## WHAT TO WORK ON
- A) Summarize the passage on globalization in two sentences.
- B) Please copy the passage on globalization word for word, from "Cross-border portfolio investment, 1960–2018." to "of the century.".

Likewise, global financial flows such as international portfolio investment and foreign exchange transactions have trended upward, albeit with considerable volatility and with a decline during the Global Financial Crisis. Foreign exchange transactions, mainly in London and New York, exceeded $6 trillion per day in 2019 compared with $1.2 trillion in 2001 (Bank for International Settlements 2019 ). Global portfolio investment grew at an average rate of 44% per year during the 2010s, but it has been very volatile, as shown in Fig.  5 . It is clear that globalization has not declined by these financial measures.

figure 5

Source: World Bank 2020b

Cross-border portfolio investment, 1960–2018.

International immigration flows are another measure of economic openness, involving people as the factor that crosses borders. People and capital are generally viewed as the two mobile factors of production, while land is not. And final products and services also may or may not be mobile, as measured by trade flows. It is clear in Fig.  6 that global migration flows have not decreased during the 2010s, but rather they show an increasing rate since the turn of the century.

figure 6

Source: de Haas et al. 2019 , p. 888. Authors' calculations based on the Global Migrant Origin Database (World Bank) (1960–1980 data) and UN Population Division Trends in International Migrant Stock: The 2017 Revision (1990–2017 data)

## DATASET
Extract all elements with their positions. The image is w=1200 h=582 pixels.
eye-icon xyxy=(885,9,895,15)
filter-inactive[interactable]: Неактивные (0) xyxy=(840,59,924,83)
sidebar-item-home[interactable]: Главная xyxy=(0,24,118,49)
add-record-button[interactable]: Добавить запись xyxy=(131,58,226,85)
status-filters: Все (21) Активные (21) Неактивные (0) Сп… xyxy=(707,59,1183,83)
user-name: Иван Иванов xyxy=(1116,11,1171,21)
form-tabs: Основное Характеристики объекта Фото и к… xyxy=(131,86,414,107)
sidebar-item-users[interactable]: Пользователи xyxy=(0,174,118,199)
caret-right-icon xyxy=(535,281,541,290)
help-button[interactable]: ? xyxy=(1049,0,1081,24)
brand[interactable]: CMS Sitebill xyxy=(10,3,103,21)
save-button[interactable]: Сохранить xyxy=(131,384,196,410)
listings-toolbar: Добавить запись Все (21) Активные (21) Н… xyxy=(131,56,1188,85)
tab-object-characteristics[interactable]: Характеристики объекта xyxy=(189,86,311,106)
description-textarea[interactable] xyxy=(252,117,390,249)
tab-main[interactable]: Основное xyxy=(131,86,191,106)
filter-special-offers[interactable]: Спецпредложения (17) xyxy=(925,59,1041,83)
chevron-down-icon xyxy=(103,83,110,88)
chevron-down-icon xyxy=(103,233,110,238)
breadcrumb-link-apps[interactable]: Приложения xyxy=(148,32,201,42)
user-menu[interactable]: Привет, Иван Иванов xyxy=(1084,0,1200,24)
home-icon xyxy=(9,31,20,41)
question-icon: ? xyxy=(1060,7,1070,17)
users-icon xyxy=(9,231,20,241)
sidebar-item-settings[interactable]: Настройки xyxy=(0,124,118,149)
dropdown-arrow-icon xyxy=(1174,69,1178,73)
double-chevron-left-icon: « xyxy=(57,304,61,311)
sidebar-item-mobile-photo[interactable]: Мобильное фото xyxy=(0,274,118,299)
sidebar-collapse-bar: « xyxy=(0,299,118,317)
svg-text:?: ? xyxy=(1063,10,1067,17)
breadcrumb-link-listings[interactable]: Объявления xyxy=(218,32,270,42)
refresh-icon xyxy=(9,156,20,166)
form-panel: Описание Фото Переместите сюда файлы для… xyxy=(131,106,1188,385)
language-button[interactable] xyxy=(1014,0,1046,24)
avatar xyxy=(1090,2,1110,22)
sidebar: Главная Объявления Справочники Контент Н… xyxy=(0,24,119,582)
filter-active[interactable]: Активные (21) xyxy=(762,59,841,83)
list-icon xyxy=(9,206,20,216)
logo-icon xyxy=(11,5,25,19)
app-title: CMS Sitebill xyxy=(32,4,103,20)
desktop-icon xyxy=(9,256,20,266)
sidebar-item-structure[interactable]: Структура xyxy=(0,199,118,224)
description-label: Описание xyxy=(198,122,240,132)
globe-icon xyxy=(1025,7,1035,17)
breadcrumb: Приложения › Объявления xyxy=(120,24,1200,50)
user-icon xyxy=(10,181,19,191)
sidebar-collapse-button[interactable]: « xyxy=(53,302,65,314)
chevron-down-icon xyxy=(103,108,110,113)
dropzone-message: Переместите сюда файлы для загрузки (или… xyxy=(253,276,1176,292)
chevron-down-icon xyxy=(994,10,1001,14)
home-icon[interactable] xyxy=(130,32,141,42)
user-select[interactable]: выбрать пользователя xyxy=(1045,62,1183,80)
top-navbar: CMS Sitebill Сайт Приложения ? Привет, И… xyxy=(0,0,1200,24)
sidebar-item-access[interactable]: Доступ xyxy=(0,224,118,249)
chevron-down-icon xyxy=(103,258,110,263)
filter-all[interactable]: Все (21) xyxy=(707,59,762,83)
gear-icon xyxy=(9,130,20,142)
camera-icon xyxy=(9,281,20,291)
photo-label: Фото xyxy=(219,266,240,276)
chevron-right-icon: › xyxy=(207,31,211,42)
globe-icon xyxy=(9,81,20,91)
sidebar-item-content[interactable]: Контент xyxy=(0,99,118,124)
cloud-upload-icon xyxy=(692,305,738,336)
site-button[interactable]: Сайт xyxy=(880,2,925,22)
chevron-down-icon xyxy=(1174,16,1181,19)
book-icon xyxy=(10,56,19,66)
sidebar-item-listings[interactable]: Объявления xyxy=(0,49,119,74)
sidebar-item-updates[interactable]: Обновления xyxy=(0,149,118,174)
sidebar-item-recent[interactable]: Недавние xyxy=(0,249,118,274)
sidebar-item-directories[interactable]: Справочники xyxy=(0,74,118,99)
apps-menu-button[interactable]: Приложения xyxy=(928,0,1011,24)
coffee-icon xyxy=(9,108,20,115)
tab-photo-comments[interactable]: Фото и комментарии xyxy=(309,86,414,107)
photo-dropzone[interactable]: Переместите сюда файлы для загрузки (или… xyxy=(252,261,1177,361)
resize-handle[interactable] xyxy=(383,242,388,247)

## OUTPUTS BY TASK
- A) Global financial flows such as foreign exchange transactions and international portfolio investment have trended upward despite considerable volatility and a decline during the Global Financial Crisis, with foreign exchange transactions exceeding $6 trillion per day in 2019 compared with $1.2 trillion in 2001, so globalization has not declined by these financial measures. International migration flows, another measure of economic openness, have not decreased during the 2010s and have shown an increasing rate since the turn of the century.

- B)
Cross-border portfolio investment, 1960–2018.

International immigration flows are another measure of economic openness, involving people as the factor that crosses borders. People and capital are generally viewed as the two mobile factors of production, while land is not. And final products and services also may or may not be mobile, as measured by trade flows. It is clear in Fig.  6 that global migration flows have not decreased during the 2010s, but rather they show an increasing rate since the turn of the century.